Could you copy every line from the material below in which "have" appears?

┏━━

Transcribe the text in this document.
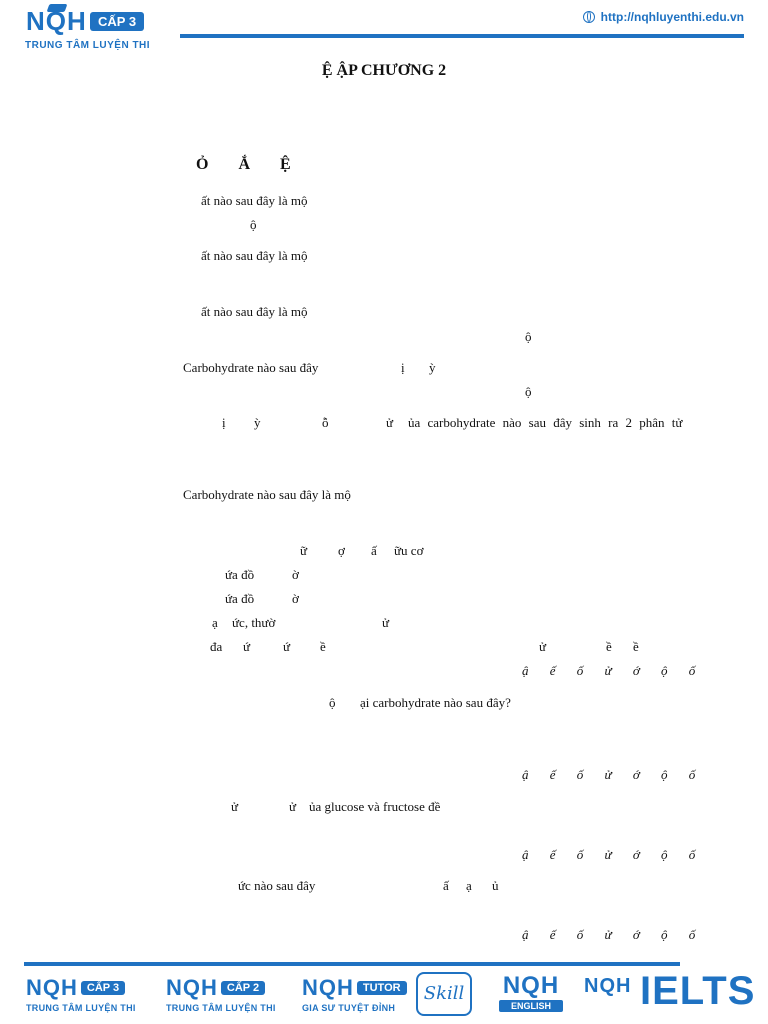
NQH CẤP 3
TRUNG TÂM LUYỆN THI
http://nqhluyenthi.edu.vn
Ệ ẬP CHƯƠNG 2
Ỏ Ắ Ệ
ất nào sau đây là mộ
ộ
ất nào sau đây là mộ
ất nào sau đây là mộ
ộ
Carbohydrate nào sau đây	ị ỳ
ộ
ị ỳ	ỗ	ử ủa carbohydrate nào sau đây sinh ra 2 phân tử
Carbohydrate nào sau đây là mộ
ữ ợ ấ ữu cơ
ứa đồ	ờ
ứa đồ	ờ
ạ ức, thườ	ử
đa ứ	ứ ề	ử	ề ề
ậ ế ố ử ớ ộ ố
ộ ại carbohydrate nào sau đây?
ậ ế ố ử ớ ộ ố
ử	ử ủa glucose và fructose đề
ậ ế ố ử ớ ộ ố
ức nào sau đây	ấ ạ ủ
ậ ế ố ử ớ ộ ố
NQH CẤP 3
TRUNG TÂM LUYỆN THI
NQH CẤP 2
TRUNG TÂM LUYỆN THI
NQH TUTOR
GIA SƯ TUYỆT ĐỈNH
Skill	NQH
ENGLISH
NQH IELTS
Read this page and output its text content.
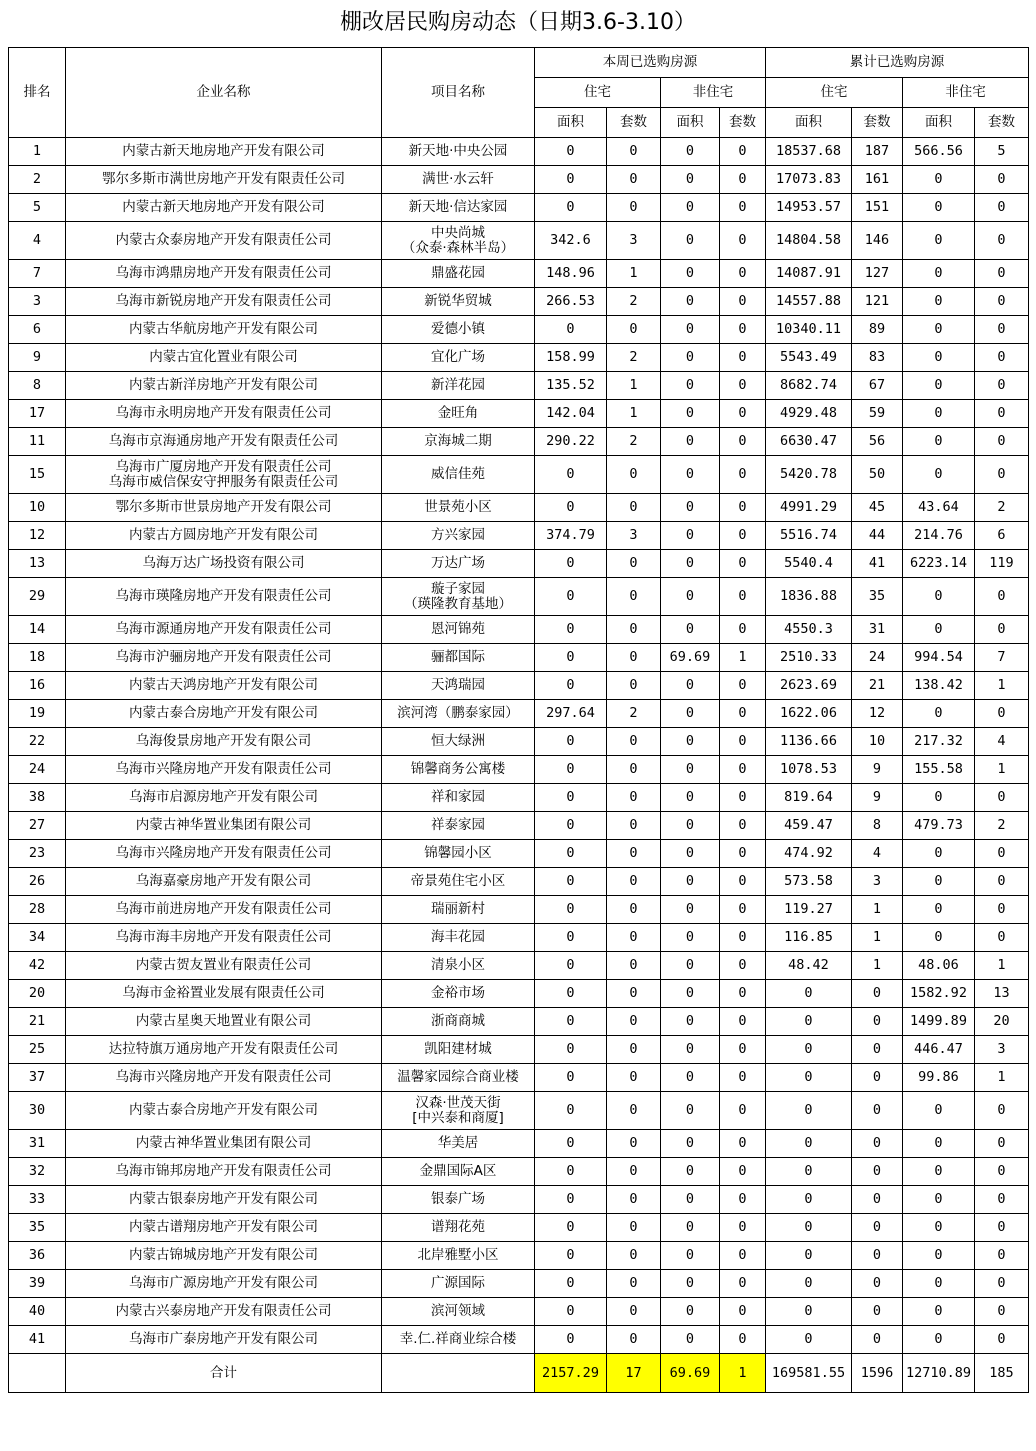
棚改居民购房动态（日期3.6-3.10）
排名	企业名称	项目名称	本周已选购房源				累计已选购房源			
			住宅		非住宅		住宅		非住宅	
			面积	套数	面积	套数	面积	套数	面积	套数
1	内蒙古新天地房地产开发有限公司	新天地·中央公园	0	0	0	0	18537.68	187	566.56	5
2	鄂尔多斯市满世房地产开发有限责任公司	满世·水云轩	0	0	0	0	17073.83	161	0	0
5	内蒙古新天地房地产开发有限公司	新天地·信达家园	0	0	0	0	14953.57	151	0	0
4	内蒙古众泰房地产开发有限责任公司	中央尚城
（众泰·森林半岛）	342.6	3	0	0	14804.58	146	0	0
7	乌海市鸿鼎房地产开发有限责任公司	鼎盛花园	148.96	1	0	0	14087.91	127	0	0
3	乌海市新锐房地产开发有限责任公司	新锐华贸城	266.53	2	0	0	14557.88	121	0	0
6	内蒙古华航房地产开发有限公司	爱德小镇	0	0	0	0	10340.11	89	0	0
9	内蒙古宜化置业有限公司	宜化广场	158.99	2	0	0	5543.49	83	0	0
8	内蒙古新洋房地产开发有限公司	新洋花园	135.52	1	0	0	8682.74	67	0	0
17	乌海市永明房地产开发有限责任公司	金旺角	142.04	1	0	0	4929.48	59	0	0
11	乌海市京海通房地产开发有限责任公司	京海城二期	290.22	2	0	0	6630.47	56	0	0
15	乌海市广厦房地产开发有限责任公司
乌海市威信保安守押服务有限责任公司	威信佳苑	0	0	0	0	5420.78	50	0	0
10	鄂尔多斯市世景房地产开发有限公司	世景苑小区	0	0	0	0	4991.29	45	43.64	2
12	内蒙古方圆房地产开发有限公司	方兴家园	374.79	3	0	0	5516.74	44	214.76	6
13	乌海万达广场投资有限公司	万达广场	0	0	0	0	5540.4	41	6223.14	119
29	乌海市瑛隆房地产开发有限责任公司	璇子家园
（瑛隆教育基地）	0	0	0	0	1836.88	35	0	0
14	乌海市源通房地产开发有限责任公司	恩河锦苑	0	0	0	0	4550.3	31	0	0
18	乌海市沪骊房地产开发有限责任公司	骊都国际	0	0	69.69	1	2510.33	24	994.54	7
16	内蒙古天鸿房地产开发有限公司	天鸿瑞园	0	0	0	0	2623.69	21	138.42	1
19	内蒙古泰合房地产开发有限公司	滨河湾（鹏泰家园）	297.64	2	0	0	1622.06	12	0	0
22	乌海俊景房地产开发有限公司	恒大绿洲	0	0	0	0	1136.66	10	217.32	4
24	乌海市兴隆房地产开发有限责任公司	锦馨商务公寓楼	0	0	0	0	1078.53	9	155.58	1
38	乌海市启源房地产开发有限公司	祥和家园	0	0	0	0	819.64	9	0	0
27	内蒙古神华置业集团有限公司	祥泰家园	0	0	0	0	459.47	8	479.73	2
23	乌海市兴隆房地产开发有限责任公司	锦馨园小区	0	0	0	0	474.92	4	0	0
26	乌海嘉豪房地产开发有限公司	帝景苑住宅小区	0	0	0	0	573.58	3	0	0
28	乌海市前进房地产开发有限责任公司	瑞丽新村	0	0	0	0	119.27	1	0	0
34	乌海市海丰房地产开发有限责任公司	海丰花园	0	0	0	0	116.85	1	0	0
42	内蒙古贺友置业有限责任公司	清泉小区	0	0	0	0	48.42	1	48.06	1
20	乌海市金裕置业发展有限责任公司	金裕市场	0	0	0	0	0	0	1582.92	13
21	内蒙古星奥天地置业有限公司	浙商商城	0	0	0	0	0	0	1499.89	20
25	达拉特旗万通房地产开发有限责任公司	凯阳建材城	0	0	0	0	0	0	446.47	3
37	乌海市兴隆房地产开发有限责任公司	温馨家园综合商业楼	0	0	0	0	0	0	99.86	1
30	内蒙古泰合房地产开发有限公司	汉森·世茂天街
[中兴泰和商厦]	0	0	0	0	0	0	0	0
31	内蒙古神华置业集团有限公司	华美居	0	0	0	0	0	0	0	0
32	乌海市锦邦房地产开发有限责任公司	金鼎国际A区	0	0	0	0	0	0	0	0
33	内蒙古银泰房地产开发有限公司	银泰广场	0	0	0	0	0	0	0	0
35	内蒙古谱翔房地产开发有限公司	谱翔花苑	0	0	0	0	0	0	0	0
36	内蒙古锦城房地产开发有限公司	北岸雅墅小区	0	0	0	0	0	0	0	0
39	乌海市广源房地产开发有限公司	广源国际	0	0	0	0	0	0	0	0
40	内蒙古兴泰房地产开发有限责任公司	滨河领域	0	0	0	0	0	0	0	0
41	乌海市广泰房地产开发有限公司	幸.仁.祥商业综合楼	0	0	0	0	0	0	0	0
	合计		2157.29	17	69.69	1	169581.55	1596	12710.89	185
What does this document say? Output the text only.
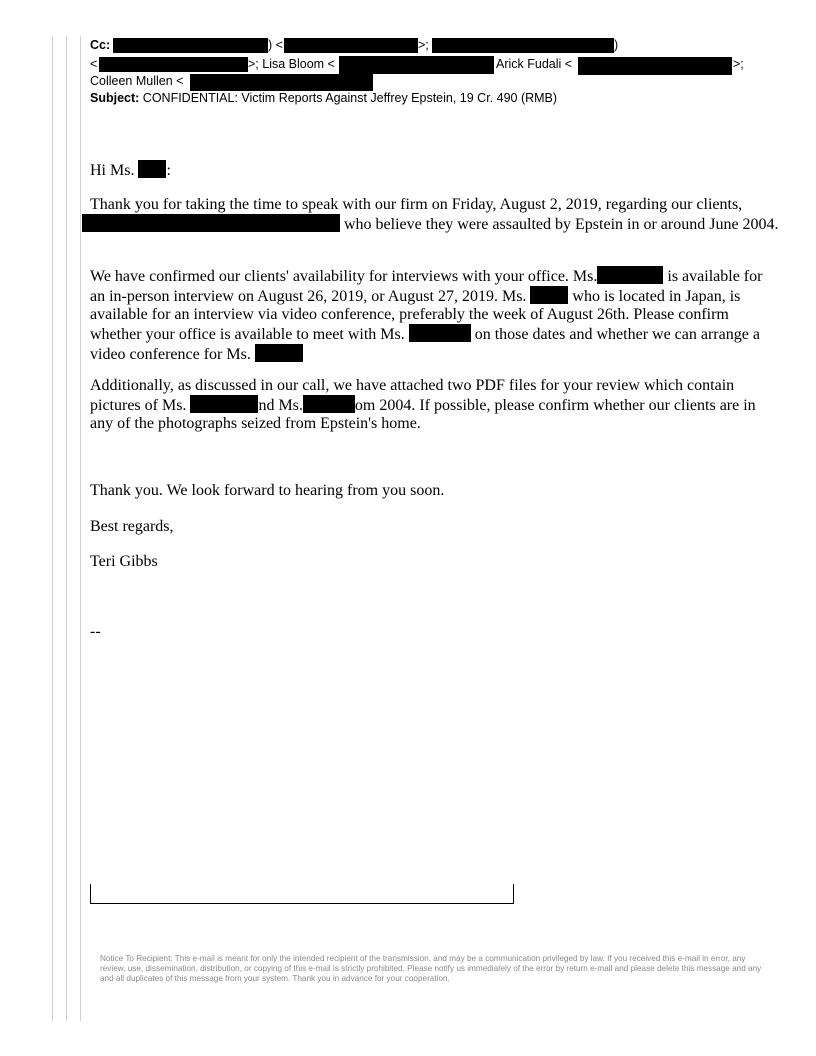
Cc:	) <	>;	)
<	>; Lisa Bloom <	Arick Fudali <	>;
Colleen Mullen <
Subject: CONFIDENTIAL: Victim Reports Against Jeffrey Epstein, 19 Cr. 490 (RMB)
Hi Ms. :

Thank you for taking the time to speak with our firm on Friday, August 2, 2019, regarding our clients,
who believe they were assaulted by Epstein in or around June 2004.

We have confirmed our clients' availability for interviews with your office. Ms.	is available for an in-person interview on August 26, 2019, or August 27, 2019. Ms.	who is located in Japan, is available for an interview via video conference, preferably the week of August 26th. Please confirm whether your office is available to meet with Ms.	on those dates and whether we can arrange a video conference for Ms.

Additionally, as discussed in our call, we have attached two PDF files for your review which contain pictures of Ms.	nd Ms.	om 2004. If possible, please confirm whether our clients are in any of the photographs seized from Epstein's home.

Thank you. We look forward to hearing from you soon.
Best regards,
Teri Gibbs
--
Notice To Recipient: This e-mail is meant for only the intended recipient of the transmission, and may be a communication privileged by law. If you received this e-mail in error, any review, use, dissemination, distribution, or copying of this e-mail is strictly prohibited. Please notify us immediately of the error by return e-mail and please delete this message and any and all duplicates of this message from your system. Thank you in advance for your cooperation.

┗━━

**ANSWER TO THIS PROBLEM**
We have confirmed our clients' availability for interviews with your office. Ms.	is available for an in-person interview on August 26, 2019, or August 27, 2019. Ms.	who is located in Japan, is available for an interview via video conference, preferably the week of August 26th. Please confirm whether your office is available to meet with Ms.	on those dates and whether we can arrange a video conference for Ms.
Additionally, as discussed in our call, we have attached two PDF files for your review which contain pictures of Ms.	nd Ms.	om 2004. If possible, please confirm whether our clients are in any of the photographs seized from Epstein's home.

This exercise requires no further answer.